## EXERCISE OBJECTIVE:
Look through the listing and locate every line containing the word "miejscowości"; copy those lines.

(Dataset records)
• • • •

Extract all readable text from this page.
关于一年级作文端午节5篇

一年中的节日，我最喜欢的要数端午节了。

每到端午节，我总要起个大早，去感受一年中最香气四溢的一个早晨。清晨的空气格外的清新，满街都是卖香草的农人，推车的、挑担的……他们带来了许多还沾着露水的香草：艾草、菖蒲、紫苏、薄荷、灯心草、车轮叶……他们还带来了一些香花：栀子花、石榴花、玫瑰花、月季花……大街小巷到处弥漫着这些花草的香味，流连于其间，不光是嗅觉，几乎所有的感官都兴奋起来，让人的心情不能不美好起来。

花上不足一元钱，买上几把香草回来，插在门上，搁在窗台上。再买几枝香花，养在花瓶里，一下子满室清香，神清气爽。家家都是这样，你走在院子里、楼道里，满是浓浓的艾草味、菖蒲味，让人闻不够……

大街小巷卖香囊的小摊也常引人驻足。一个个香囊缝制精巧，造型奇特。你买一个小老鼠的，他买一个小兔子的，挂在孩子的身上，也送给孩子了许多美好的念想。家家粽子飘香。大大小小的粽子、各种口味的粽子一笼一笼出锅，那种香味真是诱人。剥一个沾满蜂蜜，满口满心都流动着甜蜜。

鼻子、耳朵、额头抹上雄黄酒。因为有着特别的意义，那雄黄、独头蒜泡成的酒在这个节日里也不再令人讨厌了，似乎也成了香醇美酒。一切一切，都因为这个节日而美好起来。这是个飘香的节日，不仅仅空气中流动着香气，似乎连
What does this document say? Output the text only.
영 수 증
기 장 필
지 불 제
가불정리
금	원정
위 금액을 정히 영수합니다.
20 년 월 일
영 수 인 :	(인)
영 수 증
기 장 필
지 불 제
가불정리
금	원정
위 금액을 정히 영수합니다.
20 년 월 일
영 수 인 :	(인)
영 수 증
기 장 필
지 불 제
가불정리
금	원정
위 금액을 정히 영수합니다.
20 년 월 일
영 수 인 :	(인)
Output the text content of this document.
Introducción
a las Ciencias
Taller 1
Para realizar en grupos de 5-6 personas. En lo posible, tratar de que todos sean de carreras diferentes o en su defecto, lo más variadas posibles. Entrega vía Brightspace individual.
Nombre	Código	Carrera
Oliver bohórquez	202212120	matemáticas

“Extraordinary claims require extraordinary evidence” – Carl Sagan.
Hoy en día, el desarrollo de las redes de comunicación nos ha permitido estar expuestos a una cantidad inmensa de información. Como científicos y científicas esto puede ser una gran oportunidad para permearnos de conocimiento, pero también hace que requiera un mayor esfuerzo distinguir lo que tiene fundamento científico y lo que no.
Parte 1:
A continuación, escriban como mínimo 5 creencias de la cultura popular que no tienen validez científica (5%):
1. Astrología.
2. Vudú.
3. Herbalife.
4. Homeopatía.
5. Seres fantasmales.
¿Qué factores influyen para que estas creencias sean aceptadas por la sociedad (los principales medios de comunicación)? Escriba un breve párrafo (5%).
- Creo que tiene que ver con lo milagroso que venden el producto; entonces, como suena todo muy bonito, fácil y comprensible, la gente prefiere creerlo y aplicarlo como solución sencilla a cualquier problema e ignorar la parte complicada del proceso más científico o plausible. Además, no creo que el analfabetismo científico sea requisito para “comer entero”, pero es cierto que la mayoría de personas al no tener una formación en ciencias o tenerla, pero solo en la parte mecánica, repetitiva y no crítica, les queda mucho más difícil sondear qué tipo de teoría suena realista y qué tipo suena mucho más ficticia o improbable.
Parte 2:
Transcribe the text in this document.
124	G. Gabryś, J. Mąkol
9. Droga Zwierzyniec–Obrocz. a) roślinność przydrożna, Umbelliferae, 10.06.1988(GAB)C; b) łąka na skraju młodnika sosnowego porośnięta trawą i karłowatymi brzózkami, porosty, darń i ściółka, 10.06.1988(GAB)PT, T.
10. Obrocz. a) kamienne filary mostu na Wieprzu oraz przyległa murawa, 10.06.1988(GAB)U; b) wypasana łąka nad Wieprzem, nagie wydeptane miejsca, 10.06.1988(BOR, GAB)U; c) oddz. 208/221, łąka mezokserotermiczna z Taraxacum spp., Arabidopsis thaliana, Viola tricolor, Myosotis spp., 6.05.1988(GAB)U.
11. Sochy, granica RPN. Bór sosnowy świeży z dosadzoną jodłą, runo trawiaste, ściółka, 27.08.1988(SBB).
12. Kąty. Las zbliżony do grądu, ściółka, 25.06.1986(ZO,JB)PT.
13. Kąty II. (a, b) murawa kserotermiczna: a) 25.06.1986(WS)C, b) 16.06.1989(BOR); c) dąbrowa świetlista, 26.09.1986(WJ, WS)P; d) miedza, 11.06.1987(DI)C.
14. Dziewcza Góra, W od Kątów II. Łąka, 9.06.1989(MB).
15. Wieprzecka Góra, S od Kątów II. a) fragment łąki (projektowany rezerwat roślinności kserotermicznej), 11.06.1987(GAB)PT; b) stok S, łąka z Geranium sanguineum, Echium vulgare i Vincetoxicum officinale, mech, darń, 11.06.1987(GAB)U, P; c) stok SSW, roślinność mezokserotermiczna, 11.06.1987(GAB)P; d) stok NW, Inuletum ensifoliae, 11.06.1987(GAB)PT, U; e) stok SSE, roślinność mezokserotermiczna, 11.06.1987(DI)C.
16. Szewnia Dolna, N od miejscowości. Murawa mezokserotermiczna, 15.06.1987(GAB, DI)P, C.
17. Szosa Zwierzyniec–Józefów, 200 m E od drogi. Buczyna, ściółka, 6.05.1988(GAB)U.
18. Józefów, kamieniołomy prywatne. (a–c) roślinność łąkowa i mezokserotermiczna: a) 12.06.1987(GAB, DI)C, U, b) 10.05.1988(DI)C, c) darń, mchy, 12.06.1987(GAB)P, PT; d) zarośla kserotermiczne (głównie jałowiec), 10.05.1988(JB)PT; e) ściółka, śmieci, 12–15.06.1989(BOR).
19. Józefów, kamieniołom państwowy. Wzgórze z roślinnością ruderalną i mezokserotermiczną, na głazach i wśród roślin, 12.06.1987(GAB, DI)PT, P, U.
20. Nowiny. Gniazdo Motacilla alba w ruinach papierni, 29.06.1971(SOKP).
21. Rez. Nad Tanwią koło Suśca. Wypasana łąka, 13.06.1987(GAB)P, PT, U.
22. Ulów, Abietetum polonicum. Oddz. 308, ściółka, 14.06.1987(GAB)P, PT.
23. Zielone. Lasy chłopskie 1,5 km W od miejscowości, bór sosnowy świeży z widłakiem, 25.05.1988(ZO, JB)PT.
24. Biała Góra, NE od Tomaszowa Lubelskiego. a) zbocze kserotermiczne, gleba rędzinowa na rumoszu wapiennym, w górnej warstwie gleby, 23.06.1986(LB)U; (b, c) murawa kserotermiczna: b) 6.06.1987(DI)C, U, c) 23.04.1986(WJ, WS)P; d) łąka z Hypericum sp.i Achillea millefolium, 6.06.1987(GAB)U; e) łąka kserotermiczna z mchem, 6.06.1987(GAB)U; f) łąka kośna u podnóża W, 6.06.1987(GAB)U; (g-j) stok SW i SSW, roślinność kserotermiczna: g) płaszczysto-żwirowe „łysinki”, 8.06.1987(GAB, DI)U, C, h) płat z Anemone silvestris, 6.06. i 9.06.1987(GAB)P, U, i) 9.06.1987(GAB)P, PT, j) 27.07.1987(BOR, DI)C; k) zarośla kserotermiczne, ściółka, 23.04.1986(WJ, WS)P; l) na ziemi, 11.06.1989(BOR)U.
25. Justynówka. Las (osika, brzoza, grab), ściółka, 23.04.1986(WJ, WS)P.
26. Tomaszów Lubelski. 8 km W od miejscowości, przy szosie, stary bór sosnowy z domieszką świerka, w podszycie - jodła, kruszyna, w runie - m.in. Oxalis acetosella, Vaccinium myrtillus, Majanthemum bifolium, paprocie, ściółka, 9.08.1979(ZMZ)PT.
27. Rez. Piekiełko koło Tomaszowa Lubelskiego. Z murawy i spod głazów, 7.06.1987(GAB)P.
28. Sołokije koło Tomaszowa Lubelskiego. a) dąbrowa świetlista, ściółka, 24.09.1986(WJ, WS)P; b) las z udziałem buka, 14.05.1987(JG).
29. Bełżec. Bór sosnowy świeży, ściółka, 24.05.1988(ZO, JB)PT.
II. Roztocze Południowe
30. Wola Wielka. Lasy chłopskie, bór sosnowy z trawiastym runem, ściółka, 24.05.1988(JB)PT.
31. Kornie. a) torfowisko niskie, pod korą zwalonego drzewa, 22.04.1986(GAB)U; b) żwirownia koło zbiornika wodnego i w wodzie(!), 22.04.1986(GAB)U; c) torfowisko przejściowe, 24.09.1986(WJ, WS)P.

• • • •

## RESULT OF THE TASK:
16. Szewnia Dolna, N od miejscowości. Murawa mezokserotermiczna, 15.06.1987(GAB, DI)P, C.
23. Zielone. Lasy chłopskie 1,5 km W od miejscowości, bór sosnowy świeży z widłakiem, 25.05.1988(ZO, JB)PT.
26. Tomaszów Lubelski. 8 km W od miejscowości, przy szosie, stary bór sosnowy z domieszką świerka, w podszycie - jodła, kruszyna, w runie - m.in. Oxalis acetosella, Vaccinium myrtillus, Majanthemum bifolium, paprocie, ściółka, 9.08.1979(ZMZ)PT.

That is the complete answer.